- WHAT TO PRODUCE -
Copy all of the data below line for line, without changing any character.

- DATA SUPPLIED -

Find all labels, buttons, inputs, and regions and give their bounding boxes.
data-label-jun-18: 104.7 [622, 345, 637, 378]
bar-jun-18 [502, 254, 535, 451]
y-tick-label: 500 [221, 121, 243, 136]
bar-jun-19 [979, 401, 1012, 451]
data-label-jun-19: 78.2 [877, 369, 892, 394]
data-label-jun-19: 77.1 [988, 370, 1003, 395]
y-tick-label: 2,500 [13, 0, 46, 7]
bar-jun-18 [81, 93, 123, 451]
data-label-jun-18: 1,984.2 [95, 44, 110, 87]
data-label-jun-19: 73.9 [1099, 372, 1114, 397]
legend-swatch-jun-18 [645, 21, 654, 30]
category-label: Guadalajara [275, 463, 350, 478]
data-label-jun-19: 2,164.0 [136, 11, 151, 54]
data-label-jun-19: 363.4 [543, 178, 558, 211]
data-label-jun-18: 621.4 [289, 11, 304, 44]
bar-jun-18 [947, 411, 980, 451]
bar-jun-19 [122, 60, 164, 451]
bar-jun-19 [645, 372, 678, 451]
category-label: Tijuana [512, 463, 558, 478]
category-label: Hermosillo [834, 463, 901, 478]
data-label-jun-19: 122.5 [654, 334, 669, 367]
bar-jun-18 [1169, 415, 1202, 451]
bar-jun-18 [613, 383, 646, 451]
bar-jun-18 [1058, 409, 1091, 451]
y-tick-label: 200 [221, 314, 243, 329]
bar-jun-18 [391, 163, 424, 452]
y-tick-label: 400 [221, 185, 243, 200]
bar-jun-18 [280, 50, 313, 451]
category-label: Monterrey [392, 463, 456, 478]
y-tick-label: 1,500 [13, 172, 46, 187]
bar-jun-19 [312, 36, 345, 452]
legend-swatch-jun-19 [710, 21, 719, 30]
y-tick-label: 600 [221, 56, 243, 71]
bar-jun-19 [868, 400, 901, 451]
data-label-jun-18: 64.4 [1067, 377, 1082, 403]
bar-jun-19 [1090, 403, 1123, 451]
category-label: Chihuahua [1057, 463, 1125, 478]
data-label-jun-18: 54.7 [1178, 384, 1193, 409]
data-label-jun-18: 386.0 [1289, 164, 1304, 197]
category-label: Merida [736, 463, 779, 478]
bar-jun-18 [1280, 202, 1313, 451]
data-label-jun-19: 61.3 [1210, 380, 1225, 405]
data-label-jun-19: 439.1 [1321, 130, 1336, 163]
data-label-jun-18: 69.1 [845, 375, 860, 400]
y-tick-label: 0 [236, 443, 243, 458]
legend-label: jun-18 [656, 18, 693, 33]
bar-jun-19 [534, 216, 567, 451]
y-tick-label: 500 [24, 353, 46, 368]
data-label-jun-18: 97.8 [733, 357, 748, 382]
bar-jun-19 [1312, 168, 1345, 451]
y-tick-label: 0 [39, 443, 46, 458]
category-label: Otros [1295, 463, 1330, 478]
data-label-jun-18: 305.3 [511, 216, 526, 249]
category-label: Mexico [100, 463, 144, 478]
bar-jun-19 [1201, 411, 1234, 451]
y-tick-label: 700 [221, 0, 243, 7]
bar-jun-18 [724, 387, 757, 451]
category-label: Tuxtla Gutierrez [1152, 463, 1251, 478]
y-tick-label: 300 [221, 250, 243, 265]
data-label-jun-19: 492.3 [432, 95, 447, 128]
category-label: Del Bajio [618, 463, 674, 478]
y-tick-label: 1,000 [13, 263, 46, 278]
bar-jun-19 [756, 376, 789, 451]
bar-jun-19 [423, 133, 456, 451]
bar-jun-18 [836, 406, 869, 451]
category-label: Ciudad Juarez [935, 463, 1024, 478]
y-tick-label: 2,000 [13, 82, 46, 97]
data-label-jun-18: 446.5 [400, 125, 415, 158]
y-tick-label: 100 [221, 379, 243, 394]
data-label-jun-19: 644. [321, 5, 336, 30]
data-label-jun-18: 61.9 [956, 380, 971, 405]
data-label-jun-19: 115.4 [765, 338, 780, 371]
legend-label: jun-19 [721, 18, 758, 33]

- SOLUTION TO THIS TASK -
Find all labels, buttons, inputs, and regions and give their bounding boxes.
data-label-jun-18: 104.7 [622, 345, 637, 378]
bar-jun-18 [502, 254, 535, 451]
y-tick-label: 500 [221, 121, 243, 136]
bar-jun-19 [979, 401, 1012, 451]
data-label-jun-19: 78.2 [877, 369, 892, 394]
data-label-jun-19: 77.1 [988, 370, 1003, 395]
y-tick-label: 2,500 [13, 0, 46, 7]
bar-jun-18 [81, 93, 123, 451]
data-label-jun-18: 1,984.2 [95, 44, 110, 87]
data-label-jun-19: 73.9 [1099, 372, 1114, 397]
legend-swatch-jun-18 [645, 21, 654, 30]
category-label: Guadalajara [275, 463, 350, 478]
data-label-jun-19: 2,164.0 [136, 11, 151, 54]
data-label-jun-19: 363.4 [543, 178, 558, 211]
data-label-jun-18: 621.4 [289, 11, 304, 44]
bar-jun-18 [947, 411, 980, 451]
bar-jun-19 [122, 60, 164, 451]
bar-jun-19 [645, 372, 678, 451]
category-label: Tijuana [512, 463, 558, 478]
category-label: Hermosillo [834, 463, 901, 478]
data-label-jun-19: 122.5 [654, 334, 669, 367]
bar-jun-18 [1169, 415, 1202, 451]
bar-jun-18 [613, 383, 646, 451]
bar-jun-18 [1058, 409, 1091, 451]
y-tick-label: 200 [221, 314, 243, 329]
bar-jun-18 [391, 163, 424, 452]
y-tick-label: 400 [221, 185, 243, 200]
bar-jun-18 [280, 50, 313, 451]
category-label: Monterrey [392, 463, 456, 478]
y-tick-label: 1,500 [13, 172, 46, 187]
bar-jun-19 [312, 36, 345, 452]
legend-swatch-jun-19 [710, 21, 719, 30]
y-tick-label: 600 [221, 56, 243, 71]
bar-jun-19 [868, 400, 901, 451]
data-label-jun-18: 64.4 [1067, 377, 1082, 403]
bar-jun-19 [1090, 403, 1123, 451]
category-label: Chihuahua [1057, 463, 1125, 478]
data-label-jun-18: 54.7 [1178, 384, 1193, 409]
data-label-jun-18: 386.0 [1289, 164, 1304, 197]
category-label: Merida [736, 463, 779, 478]
bar-jun-18 [1280, 202, 1313, 451]
data-label-jun-19: 61.3 [1210, 380, 1225, 405]
data-label-jun-19: 439.1 [1321, 130, 1336, 163]
data-label-jun-18: 69.1 [845, 375, 860, 400]
y-tick-label: 0 [236, 443, 243, 458]
legend-label: jun-18 [656, 18, 693, 33]
bar-jun-19 [534, 216, 567, 451]
y-tick-label: 500 [24, 353, 46, 368]
data-label-jun-18: 97.8 [733, 357, 748, 382]
bar-jun-19 [1312, 168, 1345, 451]
y-tick-label: 0 [39, 443, 46, 458]
category-label: Otros [1295, 463, 1330, 478]
data-label-jun-18: 305.3 [511, 216, 526, 249]
category-label: Mexico [100, 463, 144, 478]
bar-jun-19 [1201, 411, 1234, 451]
y-tick-label: 700 [221, 0, 243, 7]
bar-jun-18 [724, 387, 757, 451]
category-label: Tuxtla Gutierrez [1152, 463, 1251, 478]
y-tick-label: 300 [221, 250, 243, 265]
data-label-jun-19: 492.3 [432, 95, 447, 128]
category-label: Del Bajio [618, 463, 674, 478]
y-tick-label: 1,000 [13, 263, 46, 278]
bar-jun-19 [756, 376, 789, 451]
bar-jun-19 [423, 133, 456, 451]
bar-jun-18 [836, 406, 869, 451]
category-label: Ciudad Juarez [935, 463, 1024, 478]
y-tick-label: 2,000 [13, 82, 46, 97]
data-label-jun-18: 446.5 [400, 125, 415, 158]
y-tick-label: 100 [221, 379, 243, 394]
data-label-jun-19: 644. [321, 5, 336, 30]
data-label-jun-18: 61.9 [956, 380, 971, 405]
data-label-jun-19: 115.4 [765, 338, 780, 371]
legend-label: jun-19 [721, 18, 758, 33]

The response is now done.